▶ Stored records:

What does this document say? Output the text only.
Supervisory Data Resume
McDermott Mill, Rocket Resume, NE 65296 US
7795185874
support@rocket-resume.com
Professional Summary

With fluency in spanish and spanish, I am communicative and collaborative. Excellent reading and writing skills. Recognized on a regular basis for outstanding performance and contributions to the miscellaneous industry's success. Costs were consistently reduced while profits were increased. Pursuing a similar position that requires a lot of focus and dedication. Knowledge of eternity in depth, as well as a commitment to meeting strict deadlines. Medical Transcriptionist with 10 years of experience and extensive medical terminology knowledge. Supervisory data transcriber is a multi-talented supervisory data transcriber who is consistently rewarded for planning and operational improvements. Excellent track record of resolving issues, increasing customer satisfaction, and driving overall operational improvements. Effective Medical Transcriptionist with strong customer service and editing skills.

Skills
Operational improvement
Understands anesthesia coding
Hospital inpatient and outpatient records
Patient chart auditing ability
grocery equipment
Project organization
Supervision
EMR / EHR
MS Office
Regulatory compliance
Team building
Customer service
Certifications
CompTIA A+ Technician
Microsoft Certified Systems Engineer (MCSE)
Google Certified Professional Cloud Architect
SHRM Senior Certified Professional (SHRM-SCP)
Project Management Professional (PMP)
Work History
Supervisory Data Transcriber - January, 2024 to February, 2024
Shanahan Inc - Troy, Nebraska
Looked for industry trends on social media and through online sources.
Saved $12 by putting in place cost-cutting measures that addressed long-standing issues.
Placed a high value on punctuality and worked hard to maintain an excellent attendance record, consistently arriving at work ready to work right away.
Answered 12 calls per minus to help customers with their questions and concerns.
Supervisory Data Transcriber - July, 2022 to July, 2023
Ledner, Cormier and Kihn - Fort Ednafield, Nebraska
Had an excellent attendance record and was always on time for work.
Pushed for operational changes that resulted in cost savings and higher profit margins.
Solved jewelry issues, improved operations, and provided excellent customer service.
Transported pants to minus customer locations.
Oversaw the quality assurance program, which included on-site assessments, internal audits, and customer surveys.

▶ Short task: Find every line above that contains the word "minus", and return each one.

▶ Exercise answer:
Answered 12 calls per minus to help customers with their questions and concerns.
Transported pants to minus customer locations.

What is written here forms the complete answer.